Copy every line of the entries that includes the word "Create".
◇ ◇ ◇
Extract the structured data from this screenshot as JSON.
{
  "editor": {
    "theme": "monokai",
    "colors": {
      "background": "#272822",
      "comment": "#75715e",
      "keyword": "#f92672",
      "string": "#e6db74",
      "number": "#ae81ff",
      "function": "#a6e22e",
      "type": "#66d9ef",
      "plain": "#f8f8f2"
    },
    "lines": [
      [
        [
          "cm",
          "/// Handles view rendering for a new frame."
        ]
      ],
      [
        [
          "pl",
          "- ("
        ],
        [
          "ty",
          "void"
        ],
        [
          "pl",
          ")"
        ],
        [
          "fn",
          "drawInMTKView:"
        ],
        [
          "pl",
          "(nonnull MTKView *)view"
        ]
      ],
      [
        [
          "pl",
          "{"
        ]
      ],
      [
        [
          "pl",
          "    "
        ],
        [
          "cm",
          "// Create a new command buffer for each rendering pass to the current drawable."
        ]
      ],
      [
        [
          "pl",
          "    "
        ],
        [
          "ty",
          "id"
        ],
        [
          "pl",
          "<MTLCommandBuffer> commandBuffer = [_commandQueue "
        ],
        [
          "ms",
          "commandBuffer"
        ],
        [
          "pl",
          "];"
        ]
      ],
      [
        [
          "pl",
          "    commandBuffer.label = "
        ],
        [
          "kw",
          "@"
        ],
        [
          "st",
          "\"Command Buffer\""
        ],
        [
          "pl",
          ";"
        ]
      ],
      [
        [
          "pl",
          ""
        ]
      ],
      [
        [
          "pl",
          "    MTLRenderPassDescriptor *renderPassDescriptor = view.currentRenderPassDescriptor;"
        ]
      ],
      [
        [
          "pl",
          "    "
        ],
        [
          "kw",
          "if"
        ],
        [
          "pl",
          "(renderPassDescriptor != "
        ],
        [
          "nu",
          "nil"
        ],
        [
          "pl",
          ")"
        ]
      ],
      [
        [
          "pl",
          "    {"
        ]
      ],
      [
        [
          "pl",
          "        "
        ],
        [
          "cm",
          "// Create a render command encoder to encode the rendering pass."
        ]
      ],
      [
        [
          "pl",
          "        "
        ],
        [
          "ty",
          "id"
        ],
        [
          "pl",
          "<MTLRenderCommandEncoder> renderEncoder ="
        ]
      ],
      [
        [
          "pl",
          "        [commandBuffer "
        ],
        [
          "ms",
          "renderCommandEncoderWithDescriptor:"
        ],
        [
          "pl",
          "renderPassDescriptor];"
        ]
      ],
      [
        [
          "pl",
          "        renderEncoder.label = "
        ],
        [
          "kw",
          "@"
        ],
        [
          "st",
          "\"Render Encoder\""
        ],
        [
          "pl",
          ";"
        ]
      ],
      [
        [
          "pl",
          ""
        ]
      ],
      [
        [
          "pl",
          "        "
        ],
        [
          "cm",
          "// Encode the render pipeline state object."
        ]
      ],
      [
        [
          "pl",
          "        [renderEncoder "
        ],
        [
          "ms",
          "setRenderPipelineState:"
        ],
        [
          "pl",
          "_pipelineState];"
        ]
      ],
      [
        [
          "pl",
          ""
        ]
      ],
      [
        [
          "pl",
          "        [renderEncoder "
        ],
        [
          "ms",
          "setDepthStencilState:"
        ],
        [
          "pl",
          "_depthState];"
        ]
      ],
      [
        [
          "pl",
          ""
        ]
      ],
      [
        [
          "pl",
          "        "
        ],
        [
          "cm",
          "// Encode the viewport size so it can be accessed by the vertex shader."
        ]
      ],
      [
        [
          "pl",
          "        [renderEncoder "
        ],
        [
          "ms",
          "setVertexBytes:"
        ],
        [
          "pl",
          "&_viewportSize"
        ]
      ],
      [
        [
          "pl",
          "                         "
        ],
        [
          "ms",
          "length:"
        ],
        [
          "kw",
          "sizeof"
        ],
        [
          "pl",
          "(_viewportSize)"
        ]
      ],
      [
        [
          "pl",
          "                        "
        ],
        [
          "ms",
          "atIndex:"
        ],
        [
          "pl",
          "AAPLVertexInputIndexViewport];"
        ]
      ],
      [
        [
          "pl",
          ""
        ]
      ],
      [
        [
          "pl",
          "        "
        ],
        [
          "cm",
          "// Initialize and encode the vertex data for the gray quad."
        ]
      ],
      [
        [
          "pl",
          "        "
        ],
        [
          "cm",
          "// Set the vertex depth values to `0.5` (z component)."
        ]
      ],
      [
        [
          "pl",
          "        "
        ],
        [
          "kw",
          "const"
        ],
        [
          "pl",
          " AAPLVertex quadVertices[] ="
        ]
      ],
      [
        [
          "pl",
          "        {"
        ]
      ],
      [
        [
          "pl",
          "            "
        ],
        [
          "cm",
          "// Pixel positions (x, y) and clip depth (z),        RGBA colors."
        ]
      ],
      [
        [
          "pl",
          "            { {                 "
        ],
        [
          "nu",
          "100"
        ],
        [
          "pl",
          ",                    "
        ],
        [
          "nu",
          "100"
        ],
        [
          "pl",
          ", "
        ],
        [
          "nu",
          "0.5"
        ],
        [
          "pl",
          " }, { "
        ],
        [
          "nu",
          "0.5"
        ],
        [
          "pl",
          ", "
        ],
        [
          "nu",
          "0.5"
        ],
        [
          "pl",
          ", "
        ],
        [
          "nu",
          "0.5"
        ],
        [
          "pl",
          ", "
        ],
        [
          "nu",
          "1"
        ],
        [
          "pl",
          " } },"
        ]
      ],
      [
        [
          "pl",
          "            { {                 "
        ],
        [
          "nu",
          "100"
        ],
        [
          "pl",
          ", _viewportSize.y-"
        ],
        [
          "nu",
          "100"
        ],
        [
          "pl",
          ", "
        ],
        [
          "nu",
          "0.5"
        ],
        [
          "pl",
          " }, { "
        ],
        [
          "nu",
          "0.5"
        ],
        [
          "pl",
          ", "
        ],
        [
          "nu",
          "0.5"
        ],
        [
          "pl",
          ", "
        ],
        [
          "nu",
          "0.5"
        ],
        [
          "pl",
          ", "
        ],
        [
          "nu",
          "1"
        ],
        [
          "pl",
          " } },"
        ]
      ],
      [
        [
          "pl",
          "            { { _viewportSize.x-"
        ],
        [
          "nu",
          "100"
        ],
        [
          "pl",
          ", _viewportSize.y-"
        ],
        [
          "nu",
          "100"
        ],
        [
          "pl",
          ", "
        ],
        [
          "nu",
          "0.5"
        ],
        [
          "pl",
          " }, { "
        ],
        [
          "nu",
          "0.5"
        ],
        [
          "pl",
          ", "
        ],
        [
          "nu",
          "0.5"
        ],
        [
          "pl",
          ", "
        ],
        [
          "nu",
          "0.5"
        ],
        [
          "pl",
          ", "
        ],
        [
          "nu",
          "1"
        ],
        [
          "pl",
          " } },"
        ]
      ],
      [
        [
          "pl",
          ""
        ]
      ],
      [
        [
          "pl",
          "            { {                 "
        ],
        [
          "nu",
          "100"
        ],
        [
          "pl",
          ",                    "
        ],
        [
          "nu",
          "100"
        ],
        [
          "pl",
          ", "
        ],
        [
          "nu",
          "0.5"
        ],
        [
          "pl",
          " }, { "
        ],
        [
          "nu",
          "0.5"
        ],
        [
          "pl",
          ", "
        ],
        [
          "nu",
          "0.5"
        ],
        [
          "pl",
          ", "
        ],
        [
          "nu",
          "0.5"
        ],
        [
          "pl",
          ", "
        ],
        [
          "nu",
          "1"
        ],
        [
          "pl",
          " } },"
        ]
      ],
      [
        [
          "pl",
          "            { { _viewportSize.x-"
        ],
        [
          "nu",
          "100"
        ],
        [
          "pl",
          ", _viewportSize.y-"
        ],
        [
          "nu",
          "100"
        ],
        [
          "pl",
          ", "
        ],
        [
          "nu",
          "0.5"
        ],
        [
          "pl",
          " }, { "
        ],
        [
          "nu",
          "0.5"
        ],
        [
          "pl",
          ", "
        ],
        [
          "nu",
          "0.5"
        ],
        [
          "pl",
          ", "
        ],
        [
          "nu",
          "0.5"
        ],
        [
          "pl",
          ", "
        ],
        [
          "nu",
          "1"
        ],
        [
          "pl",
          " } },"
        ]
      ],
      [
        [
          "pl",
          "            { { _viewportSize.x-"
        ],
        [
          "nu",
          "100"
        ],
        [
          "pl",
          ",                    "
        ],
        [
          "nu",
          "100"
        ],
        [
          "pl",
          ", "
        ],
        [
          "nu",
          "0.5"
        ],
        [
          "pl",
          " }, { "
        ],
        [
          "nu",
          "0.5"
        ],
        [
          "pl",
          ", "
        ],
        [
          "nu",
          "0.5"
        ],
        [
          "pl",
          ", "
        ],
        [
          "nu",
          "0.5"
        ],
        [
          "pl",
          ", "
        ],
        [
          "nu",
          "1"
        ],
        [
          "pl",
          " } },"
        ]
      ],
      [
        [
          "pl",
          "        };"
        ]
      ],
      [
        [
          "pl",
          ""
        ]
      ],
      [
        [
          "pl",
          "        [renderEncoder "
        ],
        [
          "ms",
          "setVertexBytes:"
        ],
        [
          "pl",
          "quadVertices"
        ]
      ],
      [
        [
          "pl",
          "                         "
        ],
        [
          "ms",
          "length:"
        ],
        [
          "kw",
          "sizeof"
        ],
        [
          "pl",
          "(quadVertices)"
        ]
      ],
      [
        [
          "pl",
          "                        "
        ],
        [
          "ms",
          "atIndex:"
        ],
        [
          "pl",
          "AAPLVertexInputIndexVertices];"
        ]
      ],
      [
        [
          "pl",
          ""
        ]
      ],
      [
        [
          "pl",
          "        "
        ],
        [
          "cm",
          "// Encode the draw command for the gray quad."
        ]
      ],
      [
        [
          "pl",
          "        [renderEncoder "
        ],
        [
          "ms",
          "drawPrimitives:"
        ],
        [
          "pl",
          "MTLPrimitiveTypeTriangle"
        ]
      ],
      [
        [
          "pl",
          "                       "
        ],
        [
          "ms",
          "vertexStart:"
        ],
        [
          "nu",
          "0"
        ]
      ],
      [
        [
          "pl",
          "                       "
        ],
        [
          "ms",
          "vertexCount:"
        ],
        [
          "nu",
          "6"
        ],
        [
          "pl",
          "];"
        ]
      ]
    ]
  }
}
◇ ◇ ◇
Finished exercise
          "// Create a new command buffer for each rendering pass to the current drawable."
          "// Create a render command encoder to encode the rendering pass."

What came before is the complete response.